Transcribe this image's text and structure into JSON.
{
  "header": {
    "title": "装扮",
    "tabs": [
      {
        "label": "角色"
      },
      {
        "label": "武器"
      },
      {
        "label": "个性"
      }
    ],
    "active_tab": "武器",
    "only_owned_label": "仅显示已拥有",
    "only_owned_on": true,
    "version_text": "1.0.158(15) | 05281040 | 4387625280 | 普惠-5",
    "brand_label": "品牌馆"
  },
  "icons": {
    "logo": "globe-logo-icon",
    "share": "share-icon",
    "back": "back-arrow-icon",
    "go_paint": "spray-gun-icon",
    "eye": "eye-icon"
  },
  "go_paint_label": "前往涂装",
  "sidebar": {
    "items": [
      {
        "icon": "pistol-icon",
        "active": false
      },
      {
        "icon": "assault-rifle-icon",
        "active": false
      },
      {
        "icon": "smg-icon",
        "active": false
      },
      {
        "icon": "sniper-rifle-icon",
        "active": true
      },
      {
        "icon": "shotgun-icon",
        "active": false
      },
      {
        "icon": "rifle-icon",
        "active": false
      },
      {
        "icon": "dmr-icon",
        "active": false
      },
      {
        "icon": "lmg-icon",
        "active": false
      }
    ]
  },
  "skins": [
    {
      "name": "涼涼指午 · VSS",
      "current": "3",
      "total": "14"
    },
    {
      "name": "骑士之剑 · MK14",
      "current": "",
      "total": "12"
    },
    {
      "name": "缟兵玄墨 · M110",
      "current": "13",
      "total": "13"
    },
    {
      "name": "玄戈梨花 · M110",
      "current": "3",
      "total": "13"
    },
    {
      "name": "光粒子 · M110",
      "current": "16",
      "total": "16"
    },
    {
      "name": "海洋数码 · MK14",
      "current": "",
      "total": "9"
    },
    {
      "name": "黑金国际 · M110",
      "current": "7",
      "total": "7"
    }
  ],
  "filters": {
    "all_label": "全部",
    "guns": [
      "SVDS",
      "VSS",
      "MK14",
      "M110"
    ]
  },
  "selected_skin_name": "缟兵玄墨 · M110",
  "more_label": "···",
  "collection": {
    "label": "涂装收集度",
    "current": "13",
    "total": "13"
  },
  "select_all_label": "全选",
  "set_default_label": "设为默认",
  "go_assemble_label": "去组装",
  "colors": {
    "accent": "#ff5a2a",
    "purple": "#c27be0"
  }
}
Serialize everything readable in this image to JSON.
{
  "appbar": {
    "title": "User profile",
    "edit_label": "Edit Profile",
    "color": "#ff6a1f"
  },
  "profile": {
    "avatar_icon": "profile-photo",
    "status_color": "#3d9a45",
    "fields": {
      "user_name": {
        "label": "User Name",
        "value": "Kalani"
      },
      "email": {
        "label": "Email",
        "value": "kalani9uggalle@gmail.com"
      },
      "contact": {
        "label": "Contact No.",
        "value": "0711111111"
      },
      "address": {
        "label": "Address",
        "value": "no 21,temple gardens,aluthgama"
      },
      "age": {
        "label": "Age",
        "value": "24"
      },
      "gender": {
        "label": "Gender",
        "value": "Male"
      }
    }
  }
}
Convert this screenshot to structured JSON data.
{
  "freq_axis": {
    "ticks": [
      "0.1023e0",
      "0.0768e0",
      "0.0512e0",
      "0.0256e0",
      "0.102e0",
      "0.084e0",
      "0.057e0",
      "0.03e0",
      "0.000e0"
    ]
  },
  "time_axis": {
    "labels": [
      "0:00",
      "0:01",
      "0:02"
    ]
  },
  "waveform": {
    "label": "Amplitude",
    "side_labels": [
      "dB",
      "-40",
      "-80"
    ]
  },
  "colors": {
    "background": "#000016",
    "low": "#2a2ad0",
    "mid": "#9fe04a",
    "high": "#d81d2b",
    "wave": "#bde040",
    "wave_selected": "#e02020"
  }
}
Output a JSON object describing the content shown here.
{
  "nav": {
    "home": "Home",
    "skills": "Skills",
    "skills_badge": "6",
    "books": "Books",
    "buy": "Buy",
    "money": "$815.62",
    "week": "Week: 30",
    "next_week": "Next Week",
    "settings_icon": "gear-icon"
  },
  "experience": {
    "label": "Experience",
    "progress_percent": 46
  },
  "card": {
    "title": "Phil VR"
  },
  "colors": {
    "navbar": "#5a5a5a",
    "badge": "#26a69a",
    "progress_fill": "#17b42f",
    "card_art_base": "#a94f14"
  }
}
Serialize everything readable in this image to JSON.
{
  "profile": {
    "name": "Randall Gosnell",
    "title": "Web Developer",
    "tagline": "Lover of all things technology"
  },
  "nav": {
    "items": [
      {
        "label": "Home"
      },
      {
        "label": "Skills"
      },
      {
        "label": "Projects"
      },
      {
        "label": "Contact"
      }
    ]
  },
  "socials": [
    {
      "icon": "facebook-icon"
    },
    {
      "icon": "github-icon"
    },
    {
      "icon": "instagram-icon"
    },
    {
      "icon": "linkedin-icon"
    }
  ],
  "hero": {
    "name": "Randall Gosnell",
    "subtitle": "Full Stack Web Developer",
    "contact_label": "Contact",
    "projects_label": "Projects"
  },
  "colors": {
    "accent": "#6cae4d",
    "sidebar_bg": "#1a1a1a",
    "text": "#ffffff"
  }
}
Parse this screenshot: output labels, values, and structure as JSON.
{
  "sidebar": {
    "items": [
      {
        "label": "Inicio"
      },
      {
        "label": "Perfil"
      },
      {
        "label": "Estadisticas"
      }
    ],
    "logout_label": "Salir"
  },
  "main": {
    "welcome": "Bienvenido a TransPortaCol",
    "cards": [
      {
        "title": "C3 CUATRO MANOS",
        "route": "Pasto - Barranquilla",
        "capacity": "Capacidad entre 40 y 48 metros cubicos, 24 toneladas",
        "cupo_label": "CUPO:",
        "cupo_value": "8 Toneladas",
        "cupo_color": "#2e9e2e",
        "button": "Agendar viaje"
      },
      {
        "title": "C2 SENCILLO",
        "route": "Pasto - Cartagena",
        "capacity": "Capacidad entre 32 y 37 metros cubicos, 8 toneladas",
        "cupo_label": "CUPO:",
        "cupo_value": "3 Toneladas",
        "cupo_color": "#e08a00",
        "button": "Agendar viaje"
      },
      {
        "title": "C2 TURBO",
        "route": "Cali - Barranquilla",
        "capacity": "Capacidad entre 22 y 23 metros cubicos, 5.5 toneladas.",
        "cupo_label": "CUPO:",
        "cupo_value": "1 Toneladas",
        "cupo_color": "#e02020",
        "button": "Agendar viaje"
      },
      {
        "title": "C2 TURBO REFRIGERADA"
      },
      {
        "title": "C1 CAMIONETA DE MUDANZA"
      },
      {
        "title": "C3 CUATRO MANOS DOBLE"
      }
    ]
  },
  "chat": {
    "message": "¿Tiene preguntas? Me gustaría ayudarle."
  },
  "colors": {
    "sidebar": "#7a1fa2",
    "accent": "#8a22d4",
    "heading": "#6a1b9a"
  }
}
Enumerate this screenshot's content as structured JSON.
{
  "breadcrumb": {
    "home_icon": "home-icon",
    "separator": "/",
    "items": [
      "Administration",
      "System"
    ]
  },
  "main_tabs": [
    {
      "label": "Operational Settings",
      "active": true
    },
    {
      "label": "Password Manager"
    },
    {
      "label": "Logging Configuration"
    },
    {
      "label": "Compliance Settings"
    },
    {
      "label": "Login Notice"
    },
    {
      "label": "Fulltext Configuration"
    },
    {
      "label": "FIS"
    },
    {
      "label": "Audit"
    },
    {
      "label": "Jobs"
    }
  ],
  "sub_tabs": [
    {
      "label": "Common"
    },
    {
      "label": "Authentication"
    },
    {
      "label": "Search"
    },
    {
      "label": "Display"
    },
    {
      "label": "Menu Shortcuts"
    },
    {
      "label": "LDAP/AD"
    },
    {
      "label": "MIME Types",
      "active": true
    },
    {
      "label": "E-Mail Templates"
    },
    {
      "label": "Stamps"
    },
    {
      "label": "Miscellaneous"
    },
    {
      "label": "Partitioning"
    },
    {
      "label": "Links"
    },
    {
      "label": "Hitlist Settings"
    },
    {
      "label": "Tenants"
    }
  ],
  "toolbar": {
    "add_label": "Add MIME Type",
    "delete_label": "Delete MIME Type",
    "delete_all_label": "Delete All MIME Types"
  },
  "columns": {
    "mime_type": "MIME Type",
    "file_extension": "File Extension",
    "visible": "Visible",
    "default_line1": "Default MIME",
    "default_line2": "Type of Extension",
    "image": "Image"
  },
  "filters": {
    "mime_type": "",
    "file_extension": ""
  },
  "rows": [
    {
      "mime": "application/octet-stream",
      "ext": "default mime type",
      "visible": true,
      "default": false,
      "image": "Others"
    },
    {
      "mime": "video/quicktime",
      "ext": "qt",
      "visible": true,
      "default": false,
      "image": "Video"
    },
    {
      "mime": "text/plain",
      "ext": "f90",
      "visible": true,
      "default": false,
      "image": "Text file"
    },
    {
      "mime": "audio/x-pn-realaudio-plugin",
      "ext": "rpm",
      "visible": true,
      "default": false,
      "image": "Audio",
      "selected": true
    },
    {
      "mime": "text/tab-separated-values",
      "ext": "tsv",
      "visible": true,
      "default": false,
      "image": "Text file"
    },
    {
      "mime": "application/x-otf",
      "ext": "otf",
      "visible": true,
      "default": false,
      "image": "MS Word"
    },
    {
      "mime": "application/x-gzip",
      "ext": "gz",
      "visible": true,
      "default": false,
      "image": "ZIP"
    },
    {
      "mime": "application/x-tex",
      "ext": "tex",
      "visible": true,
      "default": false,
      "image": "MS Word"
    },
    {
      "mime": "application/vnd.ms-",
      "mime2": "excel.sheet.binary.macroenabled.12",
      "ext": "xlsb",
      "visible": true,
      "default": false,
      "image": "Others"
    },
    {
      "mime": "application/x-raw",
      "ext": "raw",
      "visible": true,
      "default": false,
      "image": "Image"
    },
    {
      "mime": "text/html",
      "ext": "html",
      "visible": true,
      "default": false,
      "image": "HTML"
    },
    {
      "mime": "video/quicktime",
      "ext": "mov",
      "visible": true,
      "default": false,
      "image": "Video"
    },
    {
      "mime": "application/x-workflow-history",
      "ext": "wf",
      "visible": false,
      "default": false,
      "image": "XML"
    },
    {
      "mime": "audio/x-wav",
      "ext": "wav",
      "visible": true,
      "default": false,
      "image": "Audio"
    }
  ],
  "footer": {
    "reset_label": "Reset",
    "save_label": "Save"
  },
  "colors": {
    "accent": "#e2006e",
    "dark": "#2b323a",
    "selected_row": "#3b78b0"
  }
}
------------------------------------
What is required:
Working from the listing above, pick out every line that has "screenshot" and copy it.

Reply:
Convert this screenshot to structured JSON data.
Parse this screenshot: output labels, values, and structure as JSON.
Enumerate this screenshot's content as structured JSON.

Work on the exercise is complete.